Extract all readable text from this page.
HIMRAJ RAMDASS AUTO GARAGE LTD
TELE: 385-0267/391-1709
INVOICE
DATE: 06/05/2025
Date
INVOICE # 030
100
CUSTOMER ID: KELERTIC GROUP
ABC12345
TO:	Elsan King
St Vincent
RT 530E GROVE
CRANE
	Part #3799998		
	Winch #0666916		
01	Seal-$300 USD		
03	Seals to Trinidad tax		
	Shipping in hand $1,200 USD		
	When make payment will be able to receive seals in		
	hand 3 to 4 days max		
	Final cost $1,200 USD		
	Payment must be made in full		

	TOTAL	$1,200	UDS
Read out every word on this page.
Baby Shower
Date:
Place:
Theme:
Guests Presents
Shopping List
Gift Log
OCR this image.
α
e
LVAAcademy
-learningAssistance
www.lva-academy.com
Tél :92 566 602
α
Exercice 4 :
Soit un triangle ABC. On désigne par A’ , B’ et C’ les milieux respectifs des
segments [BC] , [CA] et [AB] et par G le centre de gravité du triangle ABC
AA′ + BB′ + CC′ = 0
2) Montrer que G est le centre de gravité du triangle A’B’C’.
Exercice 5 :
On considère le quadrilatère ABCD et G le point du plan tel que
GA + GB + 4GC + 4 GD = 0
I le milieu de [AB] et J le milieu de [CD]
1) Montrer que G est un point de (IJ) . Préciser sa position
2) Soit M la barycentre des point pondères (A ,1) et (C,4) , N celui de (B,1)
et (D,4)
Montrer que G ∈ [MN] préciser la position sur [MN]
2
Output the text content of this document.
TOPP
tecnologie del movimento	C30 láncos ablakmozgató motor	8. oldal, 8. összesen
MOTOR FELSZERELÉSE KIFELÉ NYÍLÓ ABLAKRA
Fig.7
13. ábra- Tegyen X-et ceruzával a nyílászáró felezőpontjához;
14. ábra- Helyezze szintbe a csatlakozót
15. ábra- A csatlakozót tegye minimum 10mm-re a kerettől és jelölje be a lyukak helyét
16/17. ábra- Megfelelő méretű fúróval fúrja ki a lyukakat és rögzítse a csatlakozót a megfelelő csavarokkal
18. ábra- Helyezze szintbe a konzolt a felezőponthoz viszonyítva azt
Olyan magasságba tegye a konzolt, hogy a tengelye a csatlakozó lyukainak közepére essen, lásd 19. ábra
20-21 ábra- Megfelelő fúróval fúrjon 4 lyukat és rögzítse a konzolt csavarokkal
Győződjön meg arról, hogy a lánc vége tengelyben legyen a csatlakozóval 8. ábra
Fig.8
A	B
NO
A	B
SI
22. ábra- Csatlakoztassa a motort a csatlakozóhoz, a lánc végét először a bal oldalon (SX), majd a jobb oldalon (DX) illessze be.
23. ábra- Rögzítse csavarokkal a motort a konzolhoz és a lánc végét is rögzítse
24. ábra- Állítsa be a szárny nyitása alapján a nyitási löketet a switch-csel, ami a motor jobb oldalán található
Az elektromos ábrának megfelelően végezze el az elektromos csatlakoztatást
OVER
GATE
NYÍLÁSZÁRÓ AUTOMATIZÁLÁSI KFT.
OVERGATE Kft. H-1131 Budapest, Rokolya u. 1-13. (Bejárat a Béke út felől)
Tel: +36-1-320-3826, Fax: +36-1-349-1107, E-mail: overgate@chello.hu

-- -- --

Extract the full listing above without alteration.

■ **SOLUTION TO THIS EXERCISE**
Extract all readable text from this page.
HIMRAJ RAMDASS AUTO GARAGE LTD
TELE: 385-0267/391-1709
INVOICE
DATE: 06/05/2025
Date
INVOICE # 030
100
CUSTOMER ID: KELERTIC GROUP
ABC12345
TO:	Elsan King
St Vincent
RT 530E GROVE
CRANE
	Part #3799998		
	Winch #0666916		
01	Seal-$300 USD		
03	Seals to Trinidad tax		
	Shipping in hand $1,200 USD		
	When make payment will be able to receive seals in		
	hand 3 to 4 days max		
	Final cost $1,200 USD		
	Payment must be made in full		

	TOTAL	$1,200	UDS
Read out every word on this page.
Baby Shower
Date:
Place:
Theme:
Guests Presents
Shopping List
Gift Log
OCR this image.
α
e
LVAAcademy
-learningAssistance
www.lva-academy.com
Tél :92 566 602
α
Exercice 4 :
Soit un triangle ABC. On désigne par A’ , B’ et C’ les milieux respectifs des
segments [BC] , [CA] et [AB] et par G le centre de gravité du triangle ABC
AA′ + BB′ + CC′ = 0
2) Montrer que G est le centre de gravité du triangle A’B’C’.
Exercice 5 :
On considère le quadrilatère ABCD et G le point du plan tel que
GA + GB + 4GC + 4 GD = 0
I le milieu de [AB] et J le milieu de [CD]
1) Montrer que G est un point de (IJ) . Préciser sa position
2) Soit M la barycentre des point pondères (A ,1) et (C,4) , N celui de (B,1)
et (D,4)
Montrer que G ∈ [MN] préciser la position sur [MN]
2
Output the text content of this document.
TOPP
tecnologie del movimento	C30 láncos ablakmozgató motor	8. oldal, 8. összesen
MOTOR FELSZERELÉSE KIFELÉ NYÍLÓ ABLAKRA
Fig.7
13. ábra- Tegyen X-et ceruzával a nyílászáró felezőpontjához;
14. ábra- Helyezze szintbe a csatlakozót
15. ábra- A csatlakozót tegye minimum 10mm-re a kerettől és jelölje be a lyukak helyét
16/17. ábra- Megfelelő méretű fúróval fúrja ki a lyukakat és rögzítse a csatlakozót a megfelelő csavarokkal
18. ábra- Helyezze szintbe a konzolt a felezőponthoz viszonyítva azt
Olyan magasságba tegye a konzolt, hogy a tengelye a csatlakozó lyukainak közepére essen, lásd 19. ábra
20-21 ábra- Megfelelő fúróval fúrjon 4 lyukat és rögzítse a konzolt csavarokkal
Győződjön meg arról, hogy a lánc vége tengelyben legyen a csatlakozóval 8. ábra
Fig.8
A	B
NO
A	B
SI
22. ábra- Csatlakoztassa a motort a csatlakozóhoz, a lánc végét először a bal oldalon (SX), majd a jobb oldalon (DX) illessze be.
23. ábra- Rögzítse csavarokkal a motort a konzolhoz és a lánc végét is rögzítse
24. ábra- Állítsa be a szárny nyitása alapján a nyitási löketet a switch-csel, ami a motor jobb oldalán található
Az elektromos ábrának megfelelően végezze el az elektromos csatlakoztatást
OVER
GATE
NYÍLÁSZÁRÓ AUTOMATIZÁLÁSI KFT.
OVERGATE Kft. H-1131 Budapest, Rokolya u. 1-13. (Bejárat a Béke út felől)
Tel: +36-1-320-3826, Fax: +36-1-349-1107, E-mail: overgate@chello.hu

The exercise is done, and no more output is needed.